> **What you are asked to do**:
Report the total number of lines that include the string "encuestados", without any other text.

Rows from a figure dataset
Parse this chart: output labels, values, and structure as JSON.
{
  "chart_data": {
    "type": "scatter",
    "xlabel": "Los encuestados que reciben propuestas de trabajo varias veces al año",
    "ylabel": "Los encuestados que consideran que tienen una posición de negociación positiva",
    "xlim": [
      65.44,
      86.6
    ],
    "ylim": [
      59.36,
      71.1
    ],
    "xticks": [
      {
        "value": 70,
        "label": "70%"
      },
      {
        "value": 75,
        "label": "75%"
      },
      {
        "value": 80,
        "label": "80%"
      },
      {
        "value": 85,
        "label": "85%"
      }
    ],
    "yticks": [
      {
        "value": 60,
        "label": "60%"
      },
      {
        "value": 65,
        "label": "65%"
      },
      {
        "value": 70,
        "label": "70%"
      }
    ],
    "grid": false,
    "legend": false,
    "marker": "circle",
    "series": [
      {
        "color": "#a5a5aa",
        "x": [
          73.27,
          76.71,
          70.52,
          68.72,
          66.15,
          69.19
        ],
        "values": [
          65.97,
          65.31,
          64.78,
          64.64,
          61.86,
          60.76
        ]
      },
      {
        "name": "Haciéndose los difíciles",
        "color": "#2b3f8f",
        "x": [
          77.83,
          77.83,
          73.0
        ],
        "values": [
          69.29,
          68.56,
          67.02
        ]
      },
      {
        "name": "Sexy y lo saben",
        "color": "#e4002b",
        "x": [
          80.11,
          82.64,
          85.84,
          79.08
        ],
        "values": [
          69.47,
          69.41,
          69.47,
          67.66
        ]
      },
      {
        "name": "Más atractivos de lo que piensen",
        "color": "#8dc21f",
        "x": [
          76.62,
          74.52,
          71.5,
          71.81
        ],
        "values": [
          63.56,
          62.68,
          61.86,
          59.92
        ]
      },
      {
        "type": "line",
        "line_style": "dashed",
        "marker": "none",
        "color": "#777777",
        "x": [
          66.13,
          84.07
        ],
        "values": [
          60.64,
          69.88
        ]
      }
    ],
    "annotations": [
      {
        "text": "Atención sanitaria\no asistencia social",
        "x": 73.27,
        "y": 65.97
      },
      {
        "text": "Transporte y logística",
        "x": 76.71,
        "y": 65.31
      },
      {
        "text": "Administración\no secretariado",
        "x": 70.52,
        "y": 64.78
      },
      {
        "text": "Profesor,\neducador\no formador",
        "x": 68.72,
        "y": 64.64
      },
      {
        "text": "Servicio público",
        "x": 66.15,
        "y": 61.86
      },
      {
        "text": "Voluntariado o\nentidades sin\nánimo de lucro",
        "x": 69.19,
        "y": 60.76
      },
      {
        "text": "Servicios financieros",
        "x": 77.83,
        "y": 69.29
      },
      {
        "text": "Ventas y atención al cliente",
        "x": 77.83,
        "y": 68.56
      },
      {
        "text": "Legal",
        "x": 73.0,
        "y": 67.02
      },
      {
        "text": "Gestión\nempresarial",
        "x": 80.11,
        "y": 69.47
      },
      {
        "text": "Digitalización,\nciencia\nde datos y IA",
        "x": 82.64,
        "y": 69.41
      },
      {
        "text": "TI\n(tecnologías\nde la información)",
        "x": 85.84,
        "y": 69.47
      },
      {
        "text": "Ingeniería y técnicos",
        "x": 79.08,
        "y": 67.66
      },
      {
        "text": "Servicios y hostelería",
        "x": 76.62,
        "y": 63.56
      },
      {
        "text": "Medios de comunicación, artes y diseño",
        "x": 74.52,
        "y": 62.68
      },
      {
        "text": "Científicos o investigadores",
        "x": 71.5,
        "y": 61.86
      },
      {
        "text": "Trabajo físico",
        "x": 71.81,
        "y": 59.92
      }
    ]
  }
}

> **Answer below**:
2